• **THE REQUEST**: Give the count of lines in the data that include the string "人民政府审核", with no added remarks.

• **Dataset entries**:
(begin)
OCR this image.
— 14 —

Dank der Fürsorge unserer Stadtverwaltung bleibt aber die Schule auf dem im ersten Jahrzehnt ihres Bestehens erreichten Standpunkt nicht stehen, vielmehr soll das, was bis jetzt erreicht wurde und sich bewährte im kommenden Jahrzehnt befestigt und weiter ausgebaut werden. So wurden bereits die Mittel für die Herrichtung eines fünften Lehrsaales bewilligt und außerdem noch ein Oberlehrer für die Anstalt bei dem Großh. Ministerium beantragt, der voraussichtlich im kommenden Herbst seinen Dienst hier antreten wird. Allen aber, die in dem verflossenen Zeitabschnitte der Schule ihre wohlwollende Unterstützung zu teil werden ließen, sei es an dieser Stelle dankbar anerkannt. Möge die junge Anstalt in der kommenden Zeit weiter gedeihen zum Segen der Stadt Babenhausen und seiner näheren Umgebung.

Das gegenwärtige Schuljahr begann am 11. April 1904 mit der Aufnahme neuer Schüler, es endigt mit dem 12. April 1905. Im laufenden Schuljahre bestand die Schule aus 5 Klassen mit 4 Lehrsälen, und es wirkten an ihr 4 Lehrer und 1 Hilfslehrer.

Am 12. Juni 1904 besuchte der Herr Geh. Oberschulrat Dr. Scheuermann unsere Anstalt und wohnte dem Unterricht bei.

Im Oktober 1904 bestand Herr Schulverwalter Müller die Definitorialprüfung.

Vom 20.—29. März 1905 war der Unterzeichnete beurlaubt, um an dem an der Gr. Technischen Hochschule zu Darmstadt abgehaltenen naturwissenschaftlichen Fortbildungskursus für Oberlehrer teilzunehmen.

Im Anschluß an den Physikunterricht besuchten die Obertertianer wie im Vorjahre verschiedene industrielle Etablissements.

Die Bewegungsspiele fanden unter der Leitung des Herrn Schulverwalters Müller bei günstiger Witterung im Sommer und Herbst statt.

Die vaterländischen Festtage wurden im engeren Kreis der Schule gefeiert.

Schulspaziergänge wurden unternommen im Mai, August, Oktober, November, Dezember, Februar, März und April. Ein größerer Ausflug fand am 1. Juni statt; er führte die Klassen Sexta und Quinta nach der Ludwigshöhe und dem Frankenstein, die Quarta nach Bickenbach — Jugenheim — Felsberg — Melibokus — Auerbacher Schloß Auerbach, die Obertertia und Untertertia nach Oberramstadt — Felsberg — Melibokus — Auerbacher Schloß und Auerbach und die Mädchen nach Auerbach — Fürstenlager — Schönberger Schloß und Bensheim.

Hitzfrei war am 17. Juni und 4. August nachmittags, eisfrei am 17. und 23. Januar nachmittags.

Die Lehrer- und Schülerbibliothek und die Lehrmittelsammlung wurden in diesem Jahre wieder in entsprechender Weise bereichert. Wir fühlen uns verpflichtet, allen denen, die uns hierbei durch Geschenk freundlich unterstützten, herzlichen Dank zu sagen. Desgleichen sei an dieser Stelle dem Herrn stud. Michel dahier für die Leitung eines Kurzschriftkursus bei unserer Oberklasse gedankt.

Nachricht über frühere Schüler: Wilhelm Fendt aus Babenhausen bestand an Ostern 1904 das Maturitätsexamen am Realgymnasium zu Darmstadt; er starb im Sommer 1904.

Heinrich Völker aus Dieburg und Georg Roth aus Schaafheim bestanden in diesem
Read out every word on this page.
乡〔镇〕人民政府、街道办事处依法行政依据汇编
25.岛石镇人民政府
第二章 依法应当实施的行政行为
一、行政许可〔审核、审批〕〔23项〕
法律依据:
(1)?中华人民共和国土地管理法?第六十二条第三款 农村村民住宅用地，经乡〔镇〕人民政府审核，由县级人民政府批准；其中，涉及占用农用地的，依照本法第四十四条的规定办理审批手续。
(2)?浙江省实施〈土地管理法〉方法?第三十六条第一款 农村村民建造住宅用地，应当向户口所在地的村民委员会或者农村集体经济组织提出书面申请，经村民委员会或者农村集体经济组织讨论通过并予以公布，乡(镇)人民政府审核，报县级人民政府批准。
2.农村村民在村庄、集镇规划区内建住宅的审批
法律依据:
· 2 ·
(end)
• **FINISHED EXERCISE**: 2